=== DATA PROVIDED ===
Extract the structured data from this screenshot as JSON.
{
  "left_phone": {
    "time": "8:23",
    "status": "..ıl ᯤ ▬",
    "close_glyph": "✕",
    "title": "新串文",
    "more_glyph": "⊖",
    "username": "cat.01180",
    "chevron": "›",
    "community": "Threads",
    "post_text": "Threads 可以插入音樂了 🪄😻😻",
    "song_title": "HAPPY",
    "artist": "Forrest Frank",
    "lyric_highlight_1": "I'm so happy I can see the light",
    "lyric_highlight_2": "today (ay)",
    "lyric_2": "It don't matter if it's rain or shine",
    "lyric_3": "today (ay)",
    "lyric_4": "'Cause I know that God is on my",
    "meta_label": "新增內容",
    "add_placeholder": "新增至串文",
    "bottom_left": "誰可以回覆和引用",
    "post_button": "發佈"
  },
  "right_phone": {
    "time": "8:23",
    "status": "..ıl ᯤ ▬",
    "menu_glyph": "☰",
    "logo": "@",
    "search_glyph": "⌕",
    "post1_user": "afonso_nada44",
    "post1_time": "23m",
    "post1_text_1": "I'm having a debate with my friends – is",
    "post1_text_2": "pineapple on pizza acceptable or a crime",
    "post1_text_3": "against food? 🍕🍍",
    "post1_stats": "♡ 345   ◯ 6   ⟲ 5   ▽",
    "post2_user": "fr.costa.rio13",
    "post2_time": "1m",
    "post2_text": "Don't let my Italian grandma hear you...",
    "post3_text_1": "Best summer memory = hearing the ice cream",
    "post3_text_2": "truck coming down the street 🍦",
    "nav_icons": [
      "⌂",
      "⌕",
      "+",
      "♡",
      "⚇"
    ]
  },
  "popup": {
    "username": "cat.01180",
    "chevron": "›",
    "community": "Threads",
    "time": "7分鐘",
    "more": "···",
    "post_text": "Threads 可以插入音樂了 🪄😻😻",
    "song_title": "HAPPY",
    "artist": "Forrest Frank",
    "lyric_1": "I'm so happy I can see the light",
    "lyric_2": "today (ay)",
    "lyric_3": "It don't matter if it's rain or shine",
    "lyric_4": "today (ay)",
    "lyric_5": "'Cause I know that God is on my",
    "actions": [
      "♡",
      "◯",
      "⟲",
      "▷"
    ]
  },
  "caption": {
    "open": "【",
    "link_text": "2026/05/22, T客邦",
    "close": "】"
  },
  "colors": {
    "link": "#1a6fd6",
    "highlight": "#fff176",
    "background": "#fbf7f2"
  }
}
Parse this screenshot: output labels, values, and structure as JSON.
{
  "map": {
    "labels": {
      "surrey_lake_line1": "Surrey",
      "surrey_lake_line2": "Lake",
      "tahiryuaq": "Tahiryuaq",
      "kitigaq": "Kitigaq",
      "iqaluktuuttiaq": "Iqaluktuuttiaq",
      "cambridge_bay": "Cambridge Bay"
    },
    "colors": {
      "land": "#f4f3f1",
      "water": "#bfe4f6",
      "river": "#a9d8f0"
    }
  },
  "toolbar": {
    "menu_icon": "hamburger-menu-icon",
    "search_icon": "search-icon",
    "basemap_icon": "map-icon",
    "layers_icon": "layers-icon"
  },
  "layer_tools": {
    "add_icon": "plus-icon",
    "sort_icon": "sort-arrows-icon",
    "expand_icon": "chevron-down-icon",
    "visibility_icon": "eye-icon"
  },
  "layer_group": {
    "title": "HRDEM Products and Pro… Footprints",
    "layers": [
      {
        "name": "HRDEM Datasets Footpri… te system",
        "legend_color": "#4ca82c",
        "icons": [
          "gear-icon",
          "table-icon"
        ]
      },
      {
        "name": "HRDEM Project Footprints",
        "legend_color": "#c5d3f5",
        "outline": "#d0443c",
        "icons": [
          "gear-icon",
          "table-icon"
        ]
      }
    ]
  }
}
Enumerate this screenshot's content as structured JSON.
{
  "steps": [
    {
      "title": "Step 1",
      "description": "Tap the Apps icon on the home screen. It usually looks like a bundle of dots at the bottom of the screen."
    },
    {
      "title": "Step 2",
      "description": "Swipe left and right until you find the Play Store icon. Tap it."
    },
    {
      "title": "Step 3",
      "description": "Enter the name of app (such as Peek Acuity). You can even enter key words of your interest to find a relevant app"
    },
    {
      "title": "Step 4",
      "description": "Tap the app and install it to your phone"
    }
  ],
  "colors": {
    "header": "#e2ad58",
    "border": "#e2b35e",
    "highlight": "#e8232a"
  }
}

=== TASK PROMPT ===
Return all of the above records exactly, leaving no line out.

=== WRITTEN SOLUTION ===
Extract the structured data from this screenshot as JSON.
{
  "left_phone": {
    "time": "8:23",
    "status": "..ıl ᯤ ▬",
    "close_glyph": "✕",
    "title": "新串文",
    "more_glyph": "⊖",
    "username": "cat.01180",
    "chevron": "›",
    "community": "Threads",
    "post_text": "Threads 可以插入音樂了 🪄😻😻",
    "song_title": "HAPPY",
    "artist": "Forrest Frank",
    "lyric_highlight_1": "I'm so happy I can see the light",
    "lyric_highlight_2": "today (ay)",
    "lyric_2": "It don't matter if it's rain or shine",
    "lyric_3": "today (ay)",
    "lyric_4": "'Cause I know that God is on my",
    "meta_label": "新增內容",
    "add_placeholder": "新增至串文",
    "bottom_left": "誰可以回覆和引用",
    "post_button": "發佈"
  },
  "right_phone": {
    "time": "8:23",
    "status": "..ıl ᯤ ▬",
    "menu_glyph": "☰",
    "logo": "@",
    "search_glyph": "⌕",
    "post1_user": "afonso_nada44",
    "post1_time": "23m",
    "post1_text_1": "I'm having a debate with my friends – is",
    "post1_text_2": "pineapple on pizza acceptable or a crime",
    "post1_text_3": "against food? 🍕🍍",
    "post1_stats": "♡ 345   ◯ 6   ⟲ 5   ▽",
    "post2_user": "fr.costa.rio13",
    "post2_time": "1m",
    "post2_text": "Don't let my Italian grandma hear you...",
    "post3_text_1": "Best summer memory = hearing the ice cream",
    "post3_text_2": "truck coming down the street 🍦",
    "nav_icons": [
      "⌂",
      "⌕",
      "+",
      "♡",
      "⚇"
    ]
  },
  "popup": {
    "username": "cat.01180",
    "chevron": "›",
    "community": "Threads",
    "time": "7分鐘",
    "more": "···",
    "post_text": "Threads 可以插入音樂了 🪄😻😻",
    "song_title": "HAPPY",
    "artist": "Forrest Frank",
    "lyric_1": "I'm so happy I can see the light",
    "lyric_2": "today (ay)",
    "lyric_3": "It don't matter if it's rain or shine",
    "lyric_4": "today (ay)",
    "lyric_5": "'Cause I know that God is on my",
    "actions": [
      "♡",
      "◯",
      "⟲",
      "▷"
    ]
  },
  "caption": {
    "open": "【",
    "link_text": "2026/05/22, T客邦",
    "close": "】"
  },
  "colors": {
    "link": "#1a6fd6",
    "highlight": "#fff176",
    "background": "#fbf7f2"
  }
}
Parse this screenshot: output labels, values, and structure as JSON.
{
  "map": {
    "labels": {
      "surrey_lake_line1": "Surrey",
      "surrey_lake_line2": "Lake",
      "tahiryuaq": "Tahiryuaq",
      "kitigaq": "Kitigaq",
      "iqaluktuuttiaq": "Iqaluktuuttiaq",
      "cambridge_bay": "Cambridge Bay"
    },
    "colors": {
      "land": "#f4f3f1",
      "water": "#bfe4f6",
      "river": "#a9d8f0"
    }
  },
  "toolbar": {
    "menu_icon": "hamburger-menu-icon",
    "search_icon": "search-icon",
    "basemap_icon": "map-icon",
    "layers_icon": "layers-icon"
  },
  "layer_tools": {
    "add_icon": "plus-icon",
    "sort_icon": "sort-arrows-icon",
    "expand_icon": "chevron-down-icon",
    "visibility_icon": "eye-icon"
  },
  "layer_group": {
    "title": "HRDEM Products and Pro… Footprints",
    "layers": [
      {
        "name": "HRDEM Datasets Footpri… te system",
        "legend_color": "#4ca82c",
        "icons": [
          "gear-icon",
          "table-icon"
        ]
      },
      {
        "name": "HRDEM Project Footprints",
        "legend_color": "#c5d3f5",
        "outline": "#d0443c",
        "icons": [
          "gear-icon",
          "table-icon"
        ]
      }
    ]
  }
}
Enumerate this screenshot's content as structured JSON.
{
  "steps": [
    {
      "title": "Step 1",
      "description": "Tap the Apps icon on the home screen. It usually looks like a bundle of dots at the bottom of the screen."
    },
    {
      "title": "Step 2",
      "description": "Swipe left and right until you find the Play Store icon. Tap it."
    },
    {
      "title": "Step 3",
      "description": "Enter the name of app (such as Peek Acuity). You can even enter key words of your interest to find a relevant app"
    },
    {
      "title": "Step 4",
      "description": "Tap the app and install it to your phone"
    }
  ],
  "colors": {
    "header": "#e2ad58",
    "border": "#e2b35e",
    "highlight": "#e8232a"
  }
}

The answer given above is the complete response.